(Stored records)
-.-.-

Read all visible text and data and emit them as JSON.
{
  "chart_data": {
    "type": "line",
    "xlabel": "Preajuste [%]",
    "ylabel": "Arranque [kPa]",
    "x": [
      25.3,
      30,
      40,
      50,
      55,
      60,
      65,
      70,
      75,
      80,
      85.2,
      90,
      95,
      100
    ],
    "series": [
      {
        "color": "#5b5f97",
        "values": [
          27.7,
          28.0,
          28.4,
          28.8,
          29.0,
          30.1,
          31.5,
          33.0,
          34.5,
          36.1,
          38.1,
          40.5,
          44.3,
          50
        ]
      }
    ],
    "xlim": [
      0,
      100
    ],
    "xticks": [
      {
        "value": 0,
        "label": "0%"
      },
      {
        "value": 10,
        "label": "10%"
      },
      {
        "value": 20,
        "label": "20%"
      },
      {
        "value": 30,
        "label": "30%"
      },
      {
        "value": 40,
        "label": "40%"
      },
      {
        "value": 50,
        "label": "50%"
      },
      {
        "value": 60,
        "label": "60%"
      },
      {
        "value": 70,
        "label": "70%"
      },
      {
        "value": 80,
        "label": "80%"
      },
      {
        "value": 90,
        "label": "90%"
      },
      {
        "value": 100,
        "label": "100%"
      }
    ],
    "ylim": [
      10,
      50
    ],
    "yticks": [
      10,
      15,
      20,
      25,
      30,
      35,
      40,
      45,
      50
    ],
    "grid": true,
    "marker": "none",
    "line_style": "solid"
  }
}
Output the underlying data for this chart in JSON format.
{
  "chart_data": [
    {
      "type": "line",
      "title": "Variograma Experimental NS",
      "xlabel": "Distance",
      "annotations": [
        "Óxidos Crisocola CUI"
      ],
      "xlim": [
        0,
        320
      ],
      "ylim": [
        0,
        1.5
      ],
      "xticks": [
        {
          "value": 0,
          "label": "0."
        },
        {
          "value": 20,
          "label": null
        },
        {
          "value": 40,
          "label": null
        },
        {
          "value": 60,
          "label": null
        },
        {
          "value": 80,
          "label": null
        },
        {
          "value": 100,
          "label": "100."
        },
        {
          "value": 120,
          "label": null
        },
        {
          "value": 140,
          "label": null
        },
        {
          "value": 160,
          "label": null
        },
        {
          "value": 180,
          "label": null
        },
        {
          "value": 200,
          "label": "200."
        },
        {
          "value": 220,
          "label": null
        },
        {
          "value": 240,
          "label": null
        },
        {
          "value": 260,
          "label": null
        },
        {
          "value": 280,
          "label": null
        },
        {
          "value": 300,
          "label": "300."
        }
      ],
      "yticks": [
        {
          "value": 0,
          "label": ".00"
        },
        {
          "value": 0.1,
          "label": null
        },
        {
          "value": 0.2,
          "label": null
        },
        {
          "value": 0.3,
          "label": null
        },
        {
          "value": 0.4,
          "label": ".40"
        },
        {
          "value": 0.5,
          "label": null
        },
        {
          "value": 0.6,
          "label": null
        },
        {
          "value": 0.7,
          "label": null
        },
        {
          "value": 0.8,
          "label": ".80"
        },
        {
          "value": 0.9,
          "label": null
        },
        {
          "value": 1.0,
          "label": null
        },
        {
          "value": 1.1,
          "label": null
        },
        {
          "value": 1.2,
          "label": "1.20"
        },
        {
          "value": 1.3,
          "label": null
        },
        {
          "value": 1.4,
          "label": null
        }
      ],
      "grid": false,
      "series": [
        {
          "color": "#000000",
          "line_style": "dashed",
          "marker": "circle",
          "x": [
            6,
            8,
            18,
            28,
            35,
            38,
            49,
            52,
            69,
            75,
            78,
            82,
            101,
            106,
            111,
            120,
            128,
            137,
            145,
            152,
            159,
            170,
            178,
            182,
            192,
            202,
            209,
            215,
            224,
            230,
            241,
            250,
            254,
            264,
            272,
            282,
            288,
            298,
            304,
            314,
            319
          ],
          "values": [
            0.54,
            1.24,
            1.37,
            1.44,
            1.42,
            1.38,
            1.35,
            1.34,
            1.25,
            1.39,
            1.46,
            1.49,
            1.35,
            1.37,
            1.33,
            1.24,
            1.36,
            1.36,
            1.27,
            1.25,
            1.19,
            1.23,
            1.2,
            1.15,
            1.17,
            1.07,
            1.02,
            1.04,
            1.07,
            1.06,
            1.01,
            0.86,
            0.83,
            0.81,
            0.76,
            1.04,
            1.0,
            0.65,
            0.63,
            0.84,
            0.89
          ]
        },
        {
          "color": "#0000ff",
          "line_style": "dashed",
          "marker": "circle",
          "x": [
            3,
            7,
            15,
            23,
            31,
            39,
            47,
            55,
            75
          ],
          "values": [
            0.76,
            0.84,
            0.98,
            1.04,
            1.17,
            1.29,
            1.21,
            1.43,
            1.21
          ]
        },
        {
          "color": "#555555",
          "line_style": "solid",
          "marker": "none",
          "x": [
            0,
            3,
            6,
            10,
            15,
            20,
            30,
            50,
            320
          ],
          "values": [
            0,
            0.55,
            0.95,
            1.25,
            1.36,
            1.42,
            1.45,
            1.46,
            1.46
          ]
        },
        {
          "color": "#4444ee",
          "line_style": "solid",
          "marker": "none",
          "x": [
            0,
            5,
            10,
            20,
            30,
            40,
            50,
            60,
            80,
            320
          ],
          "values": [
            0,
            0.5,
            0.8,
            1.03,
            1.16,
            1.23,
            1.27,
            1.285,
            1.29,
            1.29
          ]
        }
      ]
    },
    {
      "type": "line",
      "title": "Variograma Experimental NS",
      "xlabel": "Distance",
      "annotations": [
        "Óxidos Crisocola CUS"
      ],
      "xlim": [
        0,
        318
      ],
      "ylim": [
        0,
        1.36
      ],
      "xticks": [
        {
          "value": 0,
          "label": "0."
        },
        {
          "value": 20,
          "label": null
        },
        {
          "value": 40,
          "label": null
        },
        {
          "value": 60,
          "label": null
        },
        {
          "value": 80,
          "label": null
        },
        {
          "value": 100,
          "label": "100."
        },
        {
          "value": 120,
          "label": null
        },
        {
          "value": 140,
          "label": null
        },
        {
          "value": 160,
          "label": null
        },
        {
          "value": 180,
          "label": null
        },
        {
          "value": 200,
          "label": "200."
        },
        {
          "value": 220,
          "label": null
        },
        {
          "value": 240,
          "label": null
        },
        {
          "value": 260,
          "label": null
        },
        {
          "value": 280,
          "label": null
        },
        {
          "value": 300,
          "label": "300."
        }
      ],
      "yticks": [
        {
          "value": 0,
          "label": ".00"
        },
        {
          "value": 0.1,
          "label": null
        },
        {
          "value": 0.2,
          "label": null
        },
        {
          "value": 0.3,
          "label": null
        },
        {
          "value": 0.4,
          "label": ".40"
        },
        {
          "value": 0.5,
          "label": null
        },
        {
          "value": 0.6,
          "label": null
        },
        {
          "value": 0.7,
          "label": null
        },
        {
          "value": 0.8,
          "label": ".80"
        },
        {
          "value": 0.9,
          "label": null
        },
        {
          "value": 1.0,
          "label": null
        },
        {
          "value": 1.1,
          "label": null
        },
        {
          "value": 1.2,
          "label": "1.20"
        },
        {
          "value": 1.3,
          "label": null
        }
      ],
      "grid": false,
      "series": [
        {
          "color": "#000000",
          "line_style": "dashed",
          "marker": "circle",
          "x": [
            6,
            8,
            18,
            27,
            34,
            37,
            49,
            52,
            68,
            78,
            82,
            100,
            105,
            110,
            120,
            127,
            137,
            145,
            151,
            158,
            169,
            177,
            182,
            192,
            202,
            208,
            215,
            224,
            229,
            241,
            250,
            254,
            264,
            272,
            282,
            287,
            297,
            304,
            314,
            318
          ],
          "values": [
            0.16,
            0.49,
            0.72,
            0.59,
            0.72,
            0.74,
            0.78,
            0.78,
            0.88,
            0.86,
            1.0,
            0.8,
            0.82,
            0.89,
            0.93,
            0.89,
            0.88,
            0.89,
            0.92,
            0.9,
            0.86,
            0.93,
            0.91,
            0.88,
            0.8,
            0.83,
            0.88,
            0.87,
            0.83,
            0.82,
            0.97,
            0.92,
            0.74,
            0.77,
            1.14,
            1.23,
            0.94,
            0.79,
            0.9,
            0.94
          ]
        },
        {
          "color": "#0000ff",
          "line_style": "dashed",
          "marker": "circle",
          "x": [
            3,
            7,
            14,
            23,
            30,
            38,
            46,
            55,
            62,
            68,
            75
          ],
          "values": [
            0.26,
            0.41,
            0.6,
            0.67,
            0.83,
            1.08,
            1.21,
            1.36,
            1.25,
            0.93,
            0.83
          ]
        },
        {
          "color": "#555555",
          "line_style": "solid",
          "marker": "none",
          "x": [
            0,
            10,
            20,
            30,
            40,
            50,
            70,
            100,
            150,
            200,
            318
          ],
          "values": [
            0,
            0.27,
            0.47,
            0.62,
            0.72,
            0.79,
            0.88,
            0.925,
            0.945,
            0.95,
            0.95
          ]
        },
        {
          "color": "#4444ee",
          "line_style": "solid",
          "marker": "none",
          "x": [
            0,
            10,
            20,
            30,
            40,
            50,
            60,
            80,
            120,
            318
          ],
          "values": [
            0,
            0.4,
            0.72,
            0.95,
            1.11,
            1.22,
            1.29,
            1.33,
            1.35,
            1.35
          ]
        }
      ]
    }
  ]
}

-.-.-

• _INSTRUCTION_:
From the entries above, extract every line where the word "Crisocola" appears.

• _RESULT FOR THIS TASK_:
        "Óxidos Crisocola CUI"
        "Óxidos Crisocola CUS"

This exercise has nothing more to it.